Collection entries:
=======
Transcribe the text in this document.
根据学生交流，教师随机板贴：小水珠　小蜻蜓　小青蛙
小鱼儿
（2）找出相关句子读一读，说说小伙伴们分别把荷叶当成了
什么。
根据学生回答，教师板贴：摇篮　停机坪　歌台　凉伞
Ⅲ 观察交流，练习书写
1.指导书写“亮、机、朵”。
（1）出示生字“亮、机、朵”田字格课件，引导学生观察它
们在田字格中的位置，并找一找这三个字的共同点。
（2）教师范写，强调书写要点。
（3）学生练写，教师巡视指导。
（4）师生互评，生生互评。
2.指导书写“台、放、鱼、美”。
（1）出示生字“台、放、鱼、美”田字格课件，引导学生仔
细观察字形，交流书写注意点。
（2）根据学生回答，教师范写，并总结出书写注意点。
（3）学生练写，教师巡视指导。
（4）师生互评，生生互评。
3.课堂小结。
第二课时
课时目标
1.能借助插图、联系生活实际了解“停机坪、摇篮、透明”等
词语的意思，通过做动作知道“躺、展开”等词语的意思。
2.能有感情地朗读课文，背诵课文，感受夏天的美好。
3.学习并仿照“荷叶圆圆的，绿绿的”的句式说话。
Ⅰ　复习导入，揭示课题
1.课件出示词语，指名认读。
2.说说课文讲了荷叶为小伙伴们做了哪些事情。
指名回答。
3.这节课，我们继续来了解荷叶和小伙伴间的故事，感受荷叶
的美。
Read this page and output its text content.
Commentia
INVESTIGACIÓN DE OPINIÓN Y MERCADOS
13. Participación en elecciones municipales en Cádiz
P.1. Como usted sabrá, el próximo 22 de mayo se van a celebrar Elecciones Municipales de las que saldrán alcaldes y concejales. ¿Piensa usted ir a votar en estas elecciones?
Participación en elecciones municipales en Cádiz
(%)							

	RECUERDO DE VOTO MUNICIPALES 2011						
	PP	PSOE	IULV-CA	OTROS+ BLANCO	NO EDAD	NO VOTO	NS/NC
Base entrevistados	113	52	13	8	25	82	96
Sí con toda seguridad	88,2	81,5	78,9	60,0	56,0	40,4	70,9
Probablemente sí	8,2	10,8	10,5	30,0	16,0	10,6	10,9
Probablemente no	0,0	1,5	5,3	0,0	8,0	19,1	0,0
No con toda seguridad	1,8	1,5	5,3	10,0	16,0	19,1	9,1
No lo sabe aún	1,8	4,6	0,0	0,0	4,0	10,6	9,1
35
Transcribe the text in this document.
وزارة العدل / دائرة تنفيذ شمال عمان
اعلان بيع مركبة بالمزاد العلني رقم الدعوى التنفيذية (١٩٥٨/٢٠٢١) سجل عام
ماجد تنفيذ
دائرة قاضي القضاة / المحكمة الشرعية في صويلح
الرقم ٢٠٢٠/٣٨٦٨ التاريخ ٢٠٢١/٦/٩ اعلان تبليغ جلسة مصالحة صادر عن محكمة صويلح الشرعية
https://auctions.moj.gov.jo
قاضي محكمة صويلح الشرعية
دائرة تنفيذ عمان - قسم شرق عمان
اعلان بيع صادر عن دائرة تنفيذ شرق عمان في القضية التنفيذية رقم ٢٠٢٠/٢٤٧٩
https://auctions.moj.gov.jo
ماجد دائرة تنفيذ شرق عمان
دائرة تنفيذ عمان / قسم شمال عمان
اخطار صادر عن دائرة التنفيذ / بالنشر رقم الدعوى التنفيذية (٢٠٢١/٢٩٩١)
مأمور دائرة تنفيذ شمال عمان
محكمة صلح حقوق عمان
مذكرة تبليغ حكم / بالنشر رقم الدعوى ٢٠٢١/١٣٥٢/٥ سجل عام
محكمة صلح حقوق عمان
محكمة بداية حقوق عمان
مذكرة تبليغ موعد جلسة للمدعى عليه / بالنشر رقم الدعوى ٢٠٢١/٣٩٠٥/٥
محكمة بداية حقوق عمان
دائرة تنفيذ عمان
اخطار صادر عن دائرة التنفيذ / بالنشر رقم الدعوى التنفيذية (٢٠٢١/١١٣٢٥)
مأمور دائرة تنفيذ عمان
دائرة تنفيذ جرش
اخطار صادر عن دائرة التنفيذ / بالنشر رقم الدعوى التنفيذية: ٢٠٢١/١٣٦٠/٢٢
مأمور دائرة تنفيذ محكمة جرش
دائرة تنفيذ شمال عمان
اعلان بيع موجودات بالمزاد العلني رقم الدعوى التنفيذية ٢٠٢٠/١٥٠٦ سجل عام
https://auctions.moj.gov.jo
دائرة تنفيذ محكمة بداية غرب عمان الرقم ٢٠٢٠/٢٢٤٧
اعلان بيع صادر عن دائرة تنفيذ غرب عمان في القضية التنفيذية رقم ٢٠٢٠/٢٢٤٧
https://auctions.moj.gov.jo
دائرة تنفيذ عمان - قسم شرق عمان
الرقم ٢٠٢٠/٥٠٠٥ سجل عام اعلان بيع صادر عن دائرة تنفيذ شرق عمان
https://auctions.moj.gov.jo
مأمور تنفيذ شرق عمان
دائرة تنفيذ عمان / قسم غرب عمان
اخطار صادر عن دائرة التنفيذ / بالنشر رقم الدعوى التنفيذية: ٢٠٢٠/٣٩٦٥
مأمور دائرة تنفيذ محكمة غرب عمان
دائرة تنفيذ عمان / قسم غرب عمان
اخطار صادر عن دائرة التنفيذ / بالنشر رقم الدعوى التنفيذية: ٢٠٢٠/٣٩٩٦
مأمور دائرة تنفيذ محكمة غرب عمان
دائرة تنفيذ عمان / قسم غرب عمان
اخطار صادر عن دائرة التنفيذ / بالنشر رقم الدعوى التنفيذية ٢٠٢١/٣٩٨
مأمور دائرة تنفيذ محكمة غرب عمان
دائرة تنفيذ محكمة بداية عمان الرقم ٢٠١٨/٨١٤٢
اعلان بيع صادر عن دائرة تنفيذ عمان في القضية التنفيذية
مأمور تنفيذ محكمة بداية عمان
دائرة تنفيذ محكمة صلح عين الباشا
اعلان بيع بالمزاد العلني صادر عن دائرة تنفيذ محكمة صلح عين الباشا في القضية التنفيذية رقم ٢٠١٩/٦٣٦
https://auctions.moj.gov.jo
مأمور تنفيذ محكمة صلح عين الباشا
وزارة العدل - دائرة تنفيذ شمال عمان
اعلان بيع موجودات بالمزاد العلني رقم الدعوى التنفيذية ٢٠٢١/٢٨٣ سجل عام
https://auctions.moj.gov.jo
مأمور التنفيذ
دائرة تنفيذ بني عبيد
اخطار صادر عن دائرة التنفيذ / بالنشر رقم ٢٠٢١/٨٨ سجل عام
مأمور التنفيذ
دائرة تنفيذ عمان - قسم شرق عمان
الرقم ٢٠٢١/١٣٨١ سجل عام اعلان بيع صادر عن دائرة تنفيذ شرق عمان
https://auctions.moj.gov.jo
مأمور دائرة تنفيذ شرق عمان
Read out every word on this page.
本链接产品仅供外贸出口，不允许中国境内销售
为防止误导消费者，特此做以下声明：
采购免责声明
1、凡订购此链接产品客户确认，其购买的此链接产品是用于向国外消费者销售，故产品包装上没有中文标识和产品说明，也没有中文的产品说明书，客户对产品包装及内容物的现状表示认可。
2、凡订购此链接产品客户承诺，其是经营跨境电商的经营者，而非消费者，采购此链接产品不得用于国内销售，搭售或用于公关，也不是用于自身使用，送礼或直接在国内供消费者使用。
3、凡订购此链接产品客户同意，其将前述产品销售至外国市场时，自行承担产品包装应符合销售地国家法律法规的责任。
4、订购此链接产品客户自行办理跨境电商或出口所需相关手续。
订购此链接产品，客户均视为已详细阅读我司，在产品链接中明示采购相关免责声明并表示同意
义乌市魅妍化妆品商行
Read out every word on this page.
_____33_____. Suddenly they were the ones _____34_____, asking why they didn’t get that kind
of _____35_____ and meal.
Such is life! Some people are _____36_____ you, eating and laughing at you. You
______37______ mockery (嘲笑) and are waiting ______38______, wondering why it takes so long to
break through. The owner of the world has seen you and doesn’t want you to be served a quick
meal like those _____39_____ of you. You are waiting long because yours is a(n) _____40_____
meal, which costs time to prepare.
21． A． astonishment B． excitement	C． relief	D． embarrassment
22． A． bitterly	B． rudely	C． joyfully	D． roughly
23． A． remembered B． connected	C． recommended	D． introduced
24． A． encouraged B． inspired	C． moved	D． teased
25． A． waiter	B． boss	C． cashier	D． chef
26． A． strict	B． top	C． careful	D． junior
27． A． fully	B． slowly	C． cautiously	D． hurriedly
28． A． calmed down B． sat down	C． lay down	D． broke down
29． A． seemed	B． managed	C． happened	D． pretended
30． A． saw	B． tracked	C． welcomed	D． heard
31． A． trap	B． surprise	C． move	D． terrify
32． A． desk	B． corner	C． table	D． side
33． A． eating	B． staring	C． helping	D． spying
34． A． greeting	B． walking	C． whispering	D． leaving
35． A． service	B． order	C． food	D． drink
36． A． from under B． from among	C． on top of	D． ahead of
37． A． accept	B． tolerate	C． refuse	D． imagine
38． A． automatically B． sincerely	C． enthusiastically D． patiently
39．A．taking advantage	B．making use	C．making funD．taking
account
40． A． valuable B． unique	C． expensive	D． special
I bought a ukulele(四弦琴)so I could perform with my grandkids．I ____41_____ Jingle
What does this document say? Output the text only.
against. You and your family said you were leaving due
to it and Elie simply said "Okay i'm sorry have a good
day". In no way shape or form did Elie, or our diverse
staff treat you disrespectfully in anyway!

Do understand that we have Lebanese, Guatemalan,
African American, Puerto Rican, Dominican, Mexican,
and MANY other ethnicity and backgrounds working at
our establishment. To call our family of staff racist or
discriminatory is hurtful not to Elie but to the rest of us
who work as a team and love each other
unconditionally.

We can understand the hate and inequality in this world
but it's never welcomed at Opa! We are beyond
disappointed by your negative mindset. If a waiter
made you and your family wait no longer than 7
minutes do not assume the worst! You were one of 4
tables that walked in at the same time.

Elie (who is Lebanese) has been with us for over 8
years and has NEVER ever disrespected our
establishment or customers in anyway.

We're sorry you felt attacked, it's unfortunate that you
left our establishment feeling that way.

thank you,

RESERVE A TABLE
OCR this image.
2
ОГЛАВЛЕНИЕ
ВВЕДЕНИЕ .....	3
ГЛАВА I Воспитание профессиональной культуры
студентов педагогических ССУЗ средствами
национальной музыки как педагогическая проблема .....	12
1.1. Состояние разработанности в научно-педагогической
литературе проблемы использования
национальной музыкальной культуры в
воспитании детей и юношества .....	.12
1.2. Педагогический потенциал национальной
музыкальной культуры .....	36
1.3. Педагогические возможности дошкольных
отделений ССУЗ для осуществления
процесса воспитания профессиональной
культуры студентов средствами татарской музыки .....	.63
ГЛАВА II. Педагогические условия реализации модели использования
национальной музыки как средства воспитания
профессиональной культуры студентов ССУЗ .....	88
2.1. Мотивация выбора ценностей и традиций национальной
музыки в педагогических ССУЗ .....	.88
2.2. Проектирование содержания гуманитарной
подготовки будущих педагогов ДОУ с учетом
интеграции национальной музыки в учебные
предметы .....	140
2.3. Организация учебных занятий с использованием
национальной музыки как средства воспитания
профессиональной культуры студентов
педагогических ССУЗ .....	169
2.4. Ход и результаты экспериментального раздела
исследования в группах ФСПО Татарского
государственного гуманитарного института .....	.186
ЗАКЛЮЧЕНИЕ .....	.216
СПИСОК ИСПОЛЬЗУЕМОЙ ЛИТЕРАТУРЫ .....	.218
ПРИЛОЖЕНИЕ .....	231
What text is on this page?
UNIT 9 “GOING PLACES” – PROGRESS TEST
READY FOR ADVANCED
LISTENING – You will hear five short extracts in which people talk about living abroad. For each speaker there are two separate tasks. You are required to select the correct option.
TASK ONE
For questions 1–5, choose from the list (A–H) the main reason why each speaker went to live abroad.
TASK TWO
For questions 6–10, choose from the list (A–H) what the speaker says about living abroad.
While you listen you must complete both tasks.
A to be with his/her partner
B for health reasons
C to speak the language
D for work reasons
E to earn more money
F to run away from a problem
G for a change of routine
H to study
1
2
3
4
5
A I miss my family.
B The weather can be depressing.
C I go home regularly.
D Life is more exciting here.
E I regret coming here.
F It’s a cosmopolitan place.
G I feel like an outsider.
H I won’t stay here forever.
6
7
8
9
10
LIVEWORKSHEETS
=======
## Task requirements
Copy out each line of the records that holds the string "elecciones".

## Response to this task
13. Participación en elecciones municipales en Cádiz
P.1. Como usted sabrá, el próximo 22 de mayo se van a celebrar Elecciones Municipales de las que saldrán alcaldes y concejales. ¿Piensa usted ir a votar en estas elecciones?
Participación en elecciones municipales en Cádiz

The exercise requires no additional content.